● **Task details**:
Where a line holds the word "document", copy that line.

### Dataset entries ###

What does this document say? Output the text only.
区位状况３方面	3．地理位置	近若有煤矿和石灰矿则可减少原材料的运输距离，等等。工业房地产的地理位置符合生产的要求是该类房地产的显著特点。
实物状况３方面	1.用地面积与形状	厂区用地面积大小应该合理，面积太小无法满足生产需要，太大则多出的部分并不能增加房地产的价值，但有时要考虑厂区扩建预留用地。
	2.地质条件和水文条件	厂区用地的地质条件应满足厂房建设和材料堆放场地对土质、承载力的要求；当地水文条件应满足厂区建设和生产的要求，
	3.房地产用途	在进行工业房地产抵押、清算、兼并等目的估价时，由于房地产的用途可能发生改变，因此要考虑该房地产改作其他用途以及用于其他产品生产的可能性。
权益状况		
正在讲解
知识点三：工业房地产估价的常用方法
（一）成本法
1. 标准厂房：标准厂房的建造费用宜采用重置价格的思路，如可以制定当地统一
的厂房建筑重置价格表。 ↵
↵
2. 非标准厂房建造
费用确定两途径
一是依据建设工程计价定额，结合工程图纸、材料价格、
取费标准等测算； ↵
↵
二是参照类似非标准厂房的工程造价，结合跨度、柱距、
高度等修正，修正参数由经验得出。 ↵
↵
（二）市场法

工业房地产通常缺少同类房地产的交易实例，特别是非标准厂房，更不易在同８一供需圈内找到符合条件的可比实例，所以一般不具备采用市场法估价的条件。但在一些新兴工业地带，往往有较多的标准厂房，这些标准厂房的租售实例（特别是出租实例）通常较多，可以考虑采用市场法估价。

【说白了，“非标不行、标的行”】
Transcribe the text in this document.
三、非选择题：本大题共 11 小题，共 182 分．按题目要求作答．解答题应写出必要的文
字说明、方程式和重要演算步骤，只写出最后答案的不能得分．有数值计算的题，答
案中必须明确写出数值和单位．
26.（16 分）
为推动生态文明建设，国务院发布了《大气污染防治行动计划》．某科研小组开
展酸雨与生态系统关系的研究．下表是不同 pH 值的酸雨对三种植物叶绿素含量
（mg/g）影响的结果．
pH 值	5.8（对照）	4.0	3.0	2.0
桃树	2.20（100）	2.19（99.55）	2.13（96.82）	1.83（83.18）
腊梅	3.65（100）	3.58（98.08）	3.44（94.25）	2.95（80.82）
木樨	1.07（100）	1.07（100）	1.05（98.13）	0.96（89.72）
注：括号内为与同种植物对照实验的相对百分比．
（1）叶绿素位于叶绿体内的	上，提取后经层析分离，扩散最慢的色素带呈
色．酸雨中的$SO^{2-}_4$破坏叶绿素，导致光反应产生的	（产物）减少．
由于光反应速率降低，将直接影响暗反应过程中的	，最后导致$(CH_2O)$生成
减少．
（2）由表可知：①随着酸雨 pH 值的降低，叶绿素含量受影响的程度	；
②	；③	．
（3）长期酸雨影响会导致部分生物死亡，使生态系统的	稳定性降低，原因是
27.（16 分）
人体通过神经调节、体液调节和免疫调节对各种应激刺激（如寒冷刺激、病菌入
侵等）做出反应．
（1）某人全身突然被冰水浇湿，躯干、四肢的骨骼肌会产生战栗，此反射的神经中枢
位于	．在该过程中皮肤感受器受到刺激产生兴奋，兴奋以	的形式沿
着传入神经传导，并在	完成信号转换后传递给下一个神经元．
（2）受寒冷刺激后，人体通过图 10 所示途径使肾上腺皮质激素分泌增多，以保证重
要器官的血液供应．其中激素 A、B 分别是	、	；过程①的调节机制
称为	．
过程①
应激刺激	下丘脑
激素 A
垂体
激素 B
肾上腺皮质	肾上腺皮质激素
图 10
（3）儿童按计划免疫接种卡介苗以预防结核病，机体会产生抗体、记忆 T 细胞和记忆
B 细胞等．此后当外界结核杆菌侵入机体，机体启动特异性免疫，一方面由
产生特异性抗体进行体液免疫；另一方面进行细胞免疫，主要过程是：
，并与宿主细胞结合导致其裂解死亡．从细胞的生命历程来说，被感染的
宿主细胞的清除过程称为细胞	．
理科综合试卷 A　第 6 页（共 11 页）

###

● **Response below**:
What does this document say? Output the text only.
Transcribe the text in this document.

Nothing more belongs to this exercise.